▶ **INSTRUCTIONS TO FOLLOW**: Please give the listing again, word for word, with nothing left out.

Data excerpts
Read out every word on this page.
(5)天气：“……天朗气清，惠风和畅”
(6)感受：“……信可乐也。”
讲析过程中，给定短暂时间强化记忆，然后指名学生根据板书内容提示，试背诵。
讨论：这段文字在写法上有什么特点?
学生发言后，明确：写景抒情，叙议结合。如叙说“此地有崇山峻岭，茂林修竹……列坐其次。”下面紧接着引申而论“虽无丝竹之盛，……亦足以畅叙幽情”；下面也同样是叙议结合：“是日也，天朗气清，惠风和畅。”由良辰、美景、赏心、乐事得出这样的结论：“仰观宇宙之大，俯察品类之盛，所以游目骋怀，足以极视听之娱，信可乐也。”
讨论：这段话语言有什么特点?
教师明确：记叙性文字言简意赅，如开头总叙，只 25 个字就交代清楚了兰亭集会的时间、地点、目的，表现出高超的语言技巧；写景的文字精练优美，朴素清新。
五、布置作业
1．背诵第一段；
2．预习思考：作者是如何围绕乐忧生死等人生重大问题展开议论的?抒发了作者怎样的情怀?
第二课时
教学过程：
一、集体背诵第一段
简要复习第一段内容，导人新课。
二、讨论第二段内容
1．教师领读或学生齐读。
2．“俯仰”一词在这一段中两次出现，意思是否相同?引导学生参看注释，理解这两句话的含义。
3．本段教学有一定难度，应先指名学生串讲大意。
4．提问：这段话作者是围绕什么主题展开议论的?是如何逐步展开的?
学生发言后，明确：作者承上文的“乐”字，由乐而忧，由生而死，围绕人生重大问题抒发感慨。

▶ **ANSWER IN FULL**:
Read out every word on this page.
(5)天气：“……天朗气清，惠风和畅”
(6)感受：“……信可乐也。”
讲析过程中，给定短暂时间强化记忆，然后指名学生根据板书内容提示，试背诵。
讨论：这段文字在写法上有什么特点?
学生发言后，明确：写景抒情，叙议结合。如叙说“此地有崇山峻岭，茂林修竹……列坐其次。”下面紧接着引申而论“虽无丝竹之盛，……亦足以畅叙幽情”；下面也同样是叙议结合：“是日也，天朗气清，惠风和畅。”由良辰、美景、赏心、乐事得出这样的结论：“仰观宇宙之大，俯察品类之盛，所以游目骋怀，足以极视听之娱，信可乐也。”
讨论：这段话语言有什么特点?
教师明确：记叙性文字言简意赅，如开头总叙，只 25 个字就交代清楚了兰亭集会的时间、地点、目的，表现出高超的语言技巧；写景的文字精练优美，朴素清新。
五、布置作业
1．背诵第一段；
2．预习思考：作者是如何围绕乐忧生死等人生重大问题展开议论的?抒发了作者怎样的情怀?
第二课时
教学过程：
一、集体背诵第一段
简要复习第一段内容，导人新课。
二、讨论第二段内容
1．教师领读或学生齐读。
2．“俯仰”一词在这一段中两次出现，意思是否相同?引导学生参看注释，理解这两句话的含义。
3．本段教学有一定难度，应先指名学生串讲大意。
4．提问：这段话作者是围绕什么主题展开议论的?是如何逐步展开的?
学生发言后，明确：作者承上文的“乐”字，由乐而忧，由生而死，围绕人生重大问题抒发感慨。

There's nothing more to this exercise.